**PROBLEM**
Pick out all lines with the word "Ctrl" from the records that follow.

* START DATA RECORDS *

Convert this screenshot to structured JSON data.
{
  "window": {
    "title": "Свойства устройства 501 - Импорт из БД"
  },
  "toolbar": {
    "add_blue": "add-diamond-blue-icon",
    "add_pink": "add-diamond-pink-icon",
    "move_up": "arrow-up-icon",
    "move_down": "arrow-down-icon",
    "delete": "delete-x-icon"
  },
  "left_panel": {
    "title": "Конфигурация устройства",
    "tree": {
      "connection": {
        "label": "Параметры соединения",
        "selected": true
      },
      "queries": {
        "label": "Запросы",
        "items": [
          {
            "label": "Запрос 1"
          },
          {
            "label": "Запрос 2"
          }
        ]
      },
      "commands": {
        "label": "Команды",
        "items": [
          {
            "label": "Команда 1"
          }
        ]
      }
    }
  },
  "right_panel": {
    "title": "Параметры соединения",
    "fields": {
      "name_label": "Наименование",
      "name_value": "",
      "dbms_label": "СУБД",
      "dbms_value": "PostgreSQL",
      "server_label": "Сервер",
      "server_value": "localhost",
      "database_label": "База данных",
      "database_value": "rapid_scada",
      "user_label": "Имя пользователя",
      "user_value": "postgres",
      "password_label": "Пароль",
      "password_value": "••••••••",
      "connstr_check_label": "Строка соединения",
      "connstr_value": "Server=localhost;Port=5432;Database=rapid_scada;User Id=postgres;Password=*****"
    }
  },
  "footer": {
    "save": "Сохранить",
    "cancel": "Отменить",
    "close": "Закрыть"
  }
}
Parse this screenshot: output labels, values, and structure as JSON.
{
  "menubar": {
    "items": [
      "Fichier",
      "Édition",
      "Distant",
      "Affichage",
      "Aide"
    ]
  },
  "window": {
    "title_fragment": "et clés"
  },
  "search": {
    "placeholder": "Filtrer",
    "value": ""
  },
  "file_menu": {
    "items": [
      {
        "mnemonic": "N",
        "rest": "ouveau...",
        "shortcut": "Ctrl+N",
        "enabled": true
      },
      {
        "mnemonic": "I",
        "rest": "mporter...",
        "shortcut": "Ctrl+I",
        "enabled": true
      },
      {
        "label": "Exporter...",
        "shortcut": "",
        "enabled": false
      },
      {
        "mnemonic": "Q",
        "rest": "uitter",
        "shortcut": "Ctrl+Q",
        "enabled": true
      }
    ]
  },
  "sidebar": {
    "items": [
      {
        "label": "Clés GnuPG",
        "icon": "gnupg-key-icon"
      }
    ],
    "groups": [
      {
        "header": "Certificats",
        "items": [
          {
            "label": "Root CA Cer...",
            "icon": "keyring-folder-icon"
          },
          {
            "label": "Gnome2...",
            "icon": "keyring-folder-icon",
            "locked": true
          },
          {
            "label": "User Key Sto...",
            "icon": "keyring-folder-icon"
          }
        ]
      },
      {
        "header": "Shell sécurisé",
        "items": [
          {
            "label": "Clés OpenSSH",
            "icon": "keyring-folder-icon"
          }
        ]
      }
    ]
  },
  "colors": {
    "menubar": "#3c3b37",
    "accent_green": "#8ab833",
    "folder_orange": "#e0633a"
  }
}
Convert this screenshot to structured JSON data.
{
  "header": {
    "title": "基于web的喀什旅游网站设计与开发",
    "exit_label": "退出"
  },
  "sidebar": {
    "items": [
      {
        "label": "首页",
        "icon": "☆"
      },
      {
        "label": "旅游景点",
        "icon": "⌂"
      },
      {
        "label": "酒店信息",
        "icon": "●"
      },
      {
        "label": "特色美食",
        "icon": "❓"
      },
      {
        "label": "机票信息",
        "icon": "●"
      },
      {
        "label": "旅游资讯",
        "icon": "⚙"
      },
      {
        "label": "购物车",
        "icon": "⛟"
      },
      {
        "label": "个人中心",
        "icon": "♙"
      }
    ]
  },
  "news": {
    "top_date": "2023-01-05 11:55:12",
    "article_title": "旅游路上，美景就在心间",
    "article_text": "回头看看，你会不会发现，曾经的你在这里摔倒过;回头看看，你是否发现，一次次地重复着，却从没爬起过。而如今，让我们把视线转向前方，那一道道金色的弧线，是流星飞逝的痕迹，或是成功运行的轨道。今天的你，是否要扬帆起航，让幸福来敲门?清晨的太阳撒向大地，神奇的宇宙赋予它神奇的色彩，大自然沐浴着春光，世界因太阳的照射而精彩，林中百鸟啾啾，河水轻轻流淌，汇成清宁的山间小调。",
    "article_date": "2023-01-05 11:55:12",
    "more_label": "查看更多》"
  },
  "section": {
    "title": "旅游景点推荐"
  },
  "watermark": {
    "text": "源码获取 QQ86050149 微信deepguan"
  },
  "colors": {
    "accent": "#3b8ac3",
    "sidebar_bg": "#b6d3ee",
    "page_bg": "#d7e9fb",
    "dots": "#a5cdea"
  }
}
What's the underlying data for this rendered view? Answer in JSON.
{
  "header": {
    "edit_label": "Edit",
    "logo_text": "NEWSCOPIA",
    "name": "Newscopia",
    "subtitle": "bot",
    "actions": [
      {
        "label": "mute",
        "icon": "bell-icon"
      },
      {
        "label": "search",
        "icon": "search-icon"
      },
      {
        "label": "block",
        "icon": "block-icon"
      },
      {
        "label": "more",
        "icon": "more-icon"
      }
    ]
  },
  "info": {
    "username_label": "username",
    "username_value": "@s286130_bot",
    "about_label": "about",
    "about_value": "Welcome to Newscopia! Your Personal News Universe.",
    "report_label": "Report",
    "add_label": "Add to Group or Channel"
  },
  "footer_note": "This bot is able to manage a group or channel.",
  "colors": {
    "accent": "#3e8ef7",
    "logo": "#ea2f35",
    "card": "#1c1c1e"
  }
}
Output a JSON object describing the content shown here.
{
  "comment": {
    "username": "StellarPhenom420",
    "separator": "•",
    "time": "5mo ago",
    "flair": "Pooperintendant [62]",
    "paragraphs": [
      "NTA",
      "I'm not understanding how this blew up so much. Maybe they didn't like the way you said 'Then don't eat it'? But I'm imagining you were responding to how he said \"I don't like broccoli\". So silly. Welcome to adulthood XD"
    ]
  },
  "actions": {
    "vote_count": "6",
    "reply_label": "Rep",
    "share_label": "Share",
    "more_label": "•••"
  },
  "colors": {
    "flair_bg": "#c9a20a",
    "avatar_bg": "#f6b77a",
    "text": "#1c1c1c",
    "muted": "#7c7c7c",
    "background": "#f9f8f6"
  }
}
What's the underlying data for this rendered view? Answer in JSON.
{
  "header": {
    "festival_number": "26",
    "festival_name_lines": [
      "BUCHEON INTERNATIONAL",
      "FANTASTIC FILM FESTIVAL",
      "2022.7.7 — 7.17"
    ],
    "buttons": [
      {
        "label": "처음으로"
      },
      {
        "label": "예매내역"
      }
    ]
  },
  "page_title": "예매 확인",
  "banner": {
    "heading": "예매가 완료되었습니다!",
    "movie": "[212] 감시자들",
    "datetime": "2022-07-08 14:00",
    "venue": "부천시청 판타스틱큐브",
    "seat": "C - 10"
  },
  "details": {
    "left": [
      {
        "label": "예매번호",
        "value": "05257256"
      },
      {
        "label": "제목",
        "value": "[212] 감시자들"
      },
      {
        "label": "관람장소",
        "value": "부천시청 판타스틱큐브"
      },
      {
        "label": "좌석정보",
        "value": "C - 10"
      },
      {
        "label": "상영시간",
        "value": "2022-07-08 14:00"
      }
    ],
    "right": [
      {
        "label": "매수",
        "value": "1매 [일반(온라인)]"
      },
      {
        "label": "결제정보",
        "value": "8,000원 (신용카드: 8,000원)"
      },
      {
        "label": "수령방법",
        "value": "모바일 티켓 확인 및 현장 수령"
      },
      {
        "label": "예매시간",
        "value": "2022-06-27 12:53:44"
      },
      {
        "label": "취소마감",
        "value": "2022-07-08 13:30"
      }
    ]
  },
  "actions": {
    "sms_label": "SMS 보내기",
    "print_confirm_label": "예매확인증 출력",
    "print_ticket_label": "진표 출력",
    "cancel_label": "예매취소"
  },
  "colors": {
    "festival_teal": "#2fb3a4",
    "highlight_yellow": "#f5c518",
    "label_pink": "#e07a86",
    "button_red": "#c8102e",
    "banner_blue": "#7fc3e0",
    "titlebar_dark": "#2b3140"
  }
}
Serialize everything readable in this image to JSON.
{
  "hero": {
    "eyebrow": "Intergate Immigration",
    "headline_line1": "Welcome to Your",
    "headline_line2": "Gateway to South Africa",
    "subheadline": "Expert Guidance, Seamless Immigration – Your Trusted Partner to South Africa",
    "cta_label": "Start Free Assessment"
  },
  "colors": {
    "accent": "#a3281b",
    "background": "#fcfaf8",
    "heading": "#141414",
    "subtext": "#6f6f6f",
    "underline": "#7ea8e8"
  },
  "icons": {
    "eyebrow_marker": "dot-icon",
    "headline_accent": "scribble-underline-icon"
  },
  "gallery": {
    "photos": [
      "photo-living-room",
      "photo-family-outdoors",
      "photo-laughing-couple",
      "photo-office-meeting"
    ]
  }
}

* END DATA RECORDS *

**WRITTEN ANSWER**
        "shortcut": "Ctrl+N",
        "shortcut": "Ctrl+I",
        "shortcut": "Ctrl+Q",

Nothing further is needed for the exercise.